(What the task requires)
Rewrite the listing as a numbered list, starting at its first line and ending at the line that contains "585, 183, 629]", with both of those lines included and any blank lines left out.

===== The data =====

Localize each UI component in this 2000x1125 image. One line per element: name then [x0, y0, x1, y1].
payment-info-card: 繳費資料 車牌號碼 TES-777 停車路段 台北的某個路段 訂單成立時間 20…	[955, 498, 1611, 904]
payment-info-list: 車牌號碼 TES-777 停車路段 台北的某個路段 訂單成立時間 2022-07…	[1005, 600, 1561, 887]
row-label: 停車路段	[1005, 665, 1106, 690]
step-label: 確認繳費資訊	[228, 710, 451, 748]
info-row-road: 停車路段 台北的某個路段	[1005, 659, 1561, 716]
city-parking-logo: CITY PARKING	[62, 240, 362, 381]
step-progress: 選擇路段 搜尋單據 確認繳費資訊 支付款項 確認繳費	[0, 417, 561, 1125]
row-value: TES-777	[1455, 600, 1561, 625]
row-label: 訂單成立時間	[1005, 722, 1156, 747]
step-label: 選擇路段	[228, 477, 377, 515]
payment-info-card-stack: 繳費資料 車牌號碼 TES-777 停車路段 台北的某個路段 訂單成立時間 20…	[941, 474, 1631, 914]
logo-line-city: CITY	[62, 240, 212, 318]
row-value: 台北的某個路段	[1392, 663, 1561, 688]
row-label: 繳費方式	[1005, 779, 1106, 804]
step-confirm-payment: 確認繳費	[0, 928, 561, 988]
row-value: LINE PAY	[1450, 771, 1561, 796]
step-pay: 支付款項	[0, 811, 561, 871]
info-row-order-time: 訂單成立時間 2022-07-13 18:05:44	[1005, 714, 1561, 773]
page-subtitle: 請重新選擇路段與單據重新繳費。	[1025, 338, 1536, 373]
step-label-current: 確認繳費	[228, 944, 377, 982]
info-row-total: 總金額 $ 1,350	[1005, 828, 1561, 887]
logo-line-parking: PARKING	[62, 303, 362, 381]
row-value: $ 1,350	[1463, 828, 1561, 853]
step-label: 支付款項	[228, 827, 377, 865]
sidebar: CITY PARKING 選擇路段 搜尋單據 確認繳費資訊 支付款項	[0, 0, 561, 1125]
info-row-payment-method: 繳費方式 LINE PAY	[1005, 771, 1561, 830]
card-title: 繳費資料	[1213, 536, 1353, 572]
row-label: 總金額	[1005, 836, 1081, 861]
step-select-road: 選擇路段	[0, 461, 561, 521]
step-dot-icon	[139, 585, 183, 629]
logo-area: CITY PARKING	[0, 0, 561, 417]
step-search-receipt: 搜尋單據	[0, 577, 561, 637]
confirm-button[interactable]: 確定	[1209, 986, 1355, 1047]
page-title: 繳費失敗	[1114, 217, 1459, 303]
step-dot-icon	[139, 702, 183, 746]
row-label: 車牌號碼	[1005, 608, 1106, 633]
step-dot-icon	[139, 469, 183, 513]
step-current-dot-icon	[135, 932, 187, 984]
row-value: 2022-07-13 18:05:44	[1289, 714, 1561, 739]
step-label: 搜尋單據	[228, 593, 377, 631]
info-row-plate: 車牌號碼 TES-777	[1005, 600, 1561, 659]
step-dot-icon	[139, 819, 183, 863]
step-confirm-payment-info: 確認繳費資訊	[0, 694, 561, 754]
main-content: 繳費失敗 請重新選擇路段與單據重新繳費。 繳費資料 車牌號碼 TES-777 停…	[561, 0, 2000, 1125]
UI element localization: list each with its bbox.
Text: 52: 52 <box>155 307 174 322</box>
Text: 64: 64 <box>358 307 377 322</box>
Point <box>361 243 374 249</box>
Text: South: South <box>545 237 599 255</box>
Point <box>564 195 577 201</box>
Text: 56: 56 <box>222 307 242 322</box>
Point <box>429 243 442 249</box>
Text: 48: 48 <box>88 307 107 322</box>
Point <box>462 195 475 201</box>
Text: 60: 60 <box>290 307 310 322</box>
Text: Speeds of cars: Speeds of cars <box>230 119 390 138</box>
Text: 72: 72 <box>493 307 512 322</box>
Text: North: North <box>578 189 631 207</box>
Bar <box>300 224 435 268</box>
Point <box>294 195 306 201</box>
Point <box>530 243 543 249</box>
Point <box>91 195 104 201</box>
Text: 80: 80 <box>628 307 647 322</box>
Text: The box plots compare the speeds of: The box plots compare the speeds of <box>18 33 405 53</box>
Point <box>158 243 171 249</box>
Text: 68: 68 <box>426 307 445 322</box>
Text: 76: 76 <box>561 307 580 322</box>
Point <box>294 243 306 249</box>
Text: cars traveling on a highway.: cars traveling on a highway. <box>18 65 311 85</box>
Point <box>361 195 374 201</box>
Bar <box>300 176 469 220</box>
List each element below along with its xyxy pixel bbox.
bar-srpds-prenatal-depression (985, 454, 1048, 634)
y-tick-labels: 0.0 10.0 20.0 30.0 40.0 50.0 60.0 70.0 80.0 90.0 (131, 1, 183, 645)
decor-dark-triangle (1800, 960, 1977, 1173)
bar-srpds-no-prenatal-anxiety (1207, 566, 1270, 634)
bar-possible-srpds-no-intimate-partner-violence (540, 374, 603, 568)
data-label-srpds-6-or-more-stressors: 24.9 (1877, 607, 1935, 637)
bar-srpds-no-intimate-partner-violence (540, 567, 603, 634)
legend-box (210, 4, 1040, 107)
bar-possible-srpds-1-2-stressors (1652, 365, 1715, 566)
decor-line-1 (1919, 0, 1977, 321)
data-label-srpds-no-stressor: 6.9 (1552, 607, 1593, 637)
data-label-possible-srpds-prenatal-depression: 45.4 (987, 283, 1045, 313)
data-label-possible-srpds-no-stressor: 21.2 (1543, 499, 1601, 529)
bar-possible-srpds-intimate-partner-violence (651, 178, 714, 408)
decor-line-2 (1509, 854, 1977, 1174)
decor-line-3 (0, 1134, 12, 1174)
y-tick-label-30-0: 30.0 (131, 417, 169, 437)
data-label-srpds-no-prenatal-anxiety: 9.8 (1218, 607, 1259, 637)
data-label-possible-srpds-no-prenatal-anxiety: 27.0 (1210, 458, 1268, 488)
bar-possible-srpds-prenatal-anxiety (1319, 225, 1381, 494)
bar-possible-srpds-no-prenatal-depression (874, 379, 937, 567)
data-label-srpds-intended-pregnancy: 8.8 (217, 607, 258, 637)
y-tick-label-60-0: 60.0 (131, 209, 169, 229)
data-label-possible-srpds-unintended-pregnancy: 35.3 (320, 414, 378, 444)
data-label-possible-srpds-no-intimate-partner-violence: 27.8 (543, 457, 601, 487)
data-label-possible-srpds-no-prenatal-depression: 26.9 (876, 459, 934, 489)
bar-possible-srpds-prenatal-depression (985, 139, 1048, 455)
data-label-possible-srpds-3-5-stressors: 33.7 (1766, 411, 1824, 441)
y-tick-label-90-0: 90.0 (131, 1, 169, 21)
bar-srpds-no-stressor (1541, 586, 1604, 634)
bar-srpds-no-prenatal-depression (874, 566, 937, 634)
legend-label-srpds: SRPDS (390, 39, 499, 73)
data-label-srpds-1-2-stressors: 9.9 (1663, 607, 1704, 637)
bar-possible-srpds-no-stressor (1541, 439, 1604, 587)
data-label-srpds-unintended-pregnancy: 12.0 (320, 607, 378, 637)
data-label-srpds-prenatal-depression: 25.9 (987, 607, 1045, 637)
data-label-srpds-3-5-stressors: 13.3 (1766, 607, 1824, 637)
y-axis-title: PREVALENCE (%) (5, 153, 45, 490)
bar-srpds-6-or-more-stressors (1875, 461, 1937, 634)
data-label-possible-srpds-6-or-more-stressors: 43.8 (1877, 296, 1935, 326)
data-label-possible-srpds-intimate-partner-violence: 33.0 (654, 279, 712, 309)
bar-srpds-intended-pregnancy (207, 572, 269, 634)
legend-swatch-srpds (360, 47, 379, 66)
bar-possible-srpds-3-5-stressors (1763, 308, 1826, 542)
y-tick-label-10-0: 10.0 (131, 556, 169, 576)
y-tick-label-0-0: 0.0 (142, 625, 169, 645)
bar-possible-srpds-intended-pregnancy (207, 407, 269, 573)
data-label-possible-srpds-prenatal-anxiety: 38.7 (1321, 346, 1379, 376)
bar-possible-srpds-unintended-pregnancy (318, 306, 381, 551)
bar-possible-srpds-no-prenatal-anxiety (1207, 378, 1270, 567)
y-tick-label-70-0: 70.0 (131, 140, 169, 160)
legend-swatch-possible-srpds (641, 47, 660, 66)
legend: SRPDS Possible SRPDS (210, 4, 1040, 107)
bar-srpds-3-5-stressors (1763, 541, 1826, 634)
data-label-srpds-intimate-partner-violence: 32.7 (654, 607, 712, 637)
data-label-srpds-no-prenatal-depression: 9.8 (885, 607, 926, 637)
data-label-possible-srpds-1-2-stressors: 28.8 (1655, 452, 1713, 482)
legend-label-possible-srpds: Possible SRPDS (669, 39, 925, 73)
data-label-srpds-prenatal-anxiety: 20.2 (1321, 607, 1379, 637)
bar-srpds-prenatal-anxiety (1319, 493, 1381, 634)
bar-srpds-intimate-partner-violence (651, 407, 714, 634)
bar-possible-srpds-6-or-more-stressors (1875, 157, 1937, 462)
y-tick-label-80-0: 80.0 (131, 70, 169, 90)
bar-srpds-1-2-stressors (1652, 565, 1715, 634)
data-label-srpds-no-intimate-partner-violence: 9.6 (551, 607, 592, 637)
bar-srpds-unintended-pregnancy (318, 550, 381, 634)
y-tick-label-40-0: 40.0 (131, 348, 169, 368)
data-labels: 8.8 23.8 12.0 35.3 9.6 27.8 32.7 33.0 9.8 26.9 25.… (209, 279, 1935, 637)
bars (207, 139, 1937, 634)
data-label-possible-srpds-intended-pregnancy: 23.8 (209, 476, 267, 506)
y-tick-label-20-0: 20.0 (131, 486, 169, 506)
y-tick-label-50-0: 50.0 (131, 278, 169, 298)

=====

(Exercise result)
1. Localize each UI component in this 2000x1125 image. One line per element: name then [x0, y0, x1, y1].
2. payment-info-card: 繳費資料 車牌號碼 TES-777 停車路段 台北的某個路段 訂單成立時間 20…	[955, 498, 1611, 904]
3. payment-info-list: 車牌號碼 TES-777 停車路段 台北的某個路段 訂單成立時間 2022-07…	[1005, 600, 1561, 887]
4. row-label: 停車路段	[1005, 665, 1106, 690]
5. step-label: 確認繳費資訊	[228, 710, 451, 748]
6. info-row-road: 停車路段 台北的某個路段	[1005, 659, 1561, 716]
7. city-parking-logo: CITY PARKING	[62, 240, 362, 381]
8. step-progress: 選擇路段 搜尋單據 確認繳費資訊 支付款項 確認繳費	[0, 417, 561, 1125]
9. row-value: TES-777	[1455, 600, 1561, 625]
10. row-label: 訂單成立時間	[1005, 722, 1156, 747]
11. step-label: 選擇路段	[228, 477, 377, 515]
12. payment-info-card-stack: 繳費資料 車牌號碼 TES-777 停車路段 台北的某個路段 訂單成立時間 20…	[941, 474, 1631, 914]
13. logo-line-city: CITY	[62, 240, 212, 318]
14. row-value: 台北的某個路段	[1392, 663, 1561, 688]
15. row-label: 繳費方式	[1005, 779, 1106, 804]
16. step-confirm-payment: 確認繳費	[0, 928, 561, 988]
17. row-value: LINE PAY	[1450, 771, 1561, 796]
18. step-pay: 支付款項	[0, 811, 561, 871]
19. info-row-order-time: 訂單成立時間 2022-07-13 18:05:44	[1005, 714, 1561, 773]
20. page-subtitle: 請重新選擇路段與單據重新繳費。	[1025, 338, 1536, 373]
21. step-label-current: 確認繳費	[228, 944, 377, 982]
22. info-row-total: 總金額 $ 1,350	[1005, 828, 1561, 887]
23. logo-line-parking: PARKING	[62, 303, 362, 381]
24. row-value: $ 1,350	[1463, 828, 1561, 853]
25. step-label: 支付款項	[228, 827, 377, 865]
26. sidebar: CITY PARKING 選擇路段 搜尋單據 確認繳費資訊 支付款項	[0, 0, 561, 1125]
27. info-row-payment-method: 繳費方式 LINE PAY	[1005, 771, 1561, 830]
28. card-title: 繳費資料	[1213, 536, 1353, 572]
29. row-label: 總金額	[1005, 836, 1081, 861]
30. step-select-road: 選擇路段	[0, 461, 561, 521]
31. step-dot-icon	[139, 585, 183, 629]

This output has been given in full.